--- EXERCISE GOAL ---
Your answer should be a single number: the count of lines that include the word "Préstamos".

+ + + + +

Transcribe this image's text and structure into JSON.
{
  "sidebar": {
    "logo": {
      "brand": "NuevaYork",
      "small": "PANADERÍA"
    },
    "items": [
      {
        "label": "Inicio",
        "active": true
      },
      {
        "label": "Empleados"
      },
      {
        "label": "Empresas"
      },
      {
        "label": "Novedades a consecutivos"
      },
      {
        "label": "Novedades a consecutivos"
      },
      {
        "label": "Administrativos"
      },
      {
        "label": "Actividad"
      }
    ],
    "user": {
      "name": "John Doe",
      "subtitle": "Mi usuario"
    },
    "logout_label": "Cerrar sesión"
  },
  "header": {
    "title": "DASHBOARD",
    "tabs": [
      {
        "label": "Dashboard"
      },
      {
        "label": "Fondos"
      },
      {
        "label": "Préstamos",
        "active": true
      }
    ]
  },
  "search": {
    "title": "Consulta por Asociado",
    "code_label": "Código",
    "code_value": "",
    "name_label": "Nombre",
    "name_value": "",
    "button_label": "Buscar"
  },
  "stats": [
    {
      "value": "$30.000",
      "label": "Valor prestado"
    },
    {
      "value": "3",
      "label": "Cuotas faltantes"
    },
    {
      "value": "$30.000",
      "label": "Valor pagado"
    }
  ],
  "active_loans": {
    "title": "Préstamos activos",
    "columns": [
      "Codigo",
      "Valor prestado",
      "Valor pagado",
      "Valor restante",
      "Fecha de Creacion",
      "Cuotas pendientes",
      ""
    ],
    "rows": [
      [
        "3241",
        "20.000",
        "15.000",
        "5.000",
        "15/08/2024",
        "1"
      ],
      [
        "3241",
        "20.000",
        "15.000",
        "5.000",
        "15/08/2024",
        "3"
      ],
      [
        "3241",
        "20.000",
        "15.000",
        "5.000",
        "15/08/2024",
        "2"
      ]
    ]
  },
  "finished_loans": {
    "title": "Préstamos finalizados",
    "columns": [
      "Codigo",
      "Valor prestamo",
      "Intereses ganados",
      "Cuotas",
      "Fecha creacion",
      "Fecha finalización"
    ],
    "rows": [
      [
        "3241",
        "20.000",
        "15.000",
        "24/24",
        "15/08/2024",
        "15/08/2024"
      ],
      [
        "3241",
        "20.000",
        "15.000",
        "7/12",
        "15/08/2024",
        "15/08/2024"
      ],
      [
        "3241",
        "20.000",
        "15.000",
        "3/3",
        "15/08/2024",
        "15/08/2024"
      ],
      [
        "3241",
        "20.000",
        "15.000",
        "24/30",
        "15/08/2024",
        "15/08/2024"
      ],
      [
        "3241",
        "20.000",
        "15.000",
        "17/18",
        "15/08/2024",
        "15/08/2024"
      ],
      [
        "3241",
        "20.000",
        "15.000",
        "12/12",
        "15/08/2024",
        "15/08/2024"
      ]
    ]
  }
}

+ + + + +

--- WRITTEN SOLUTION ---
3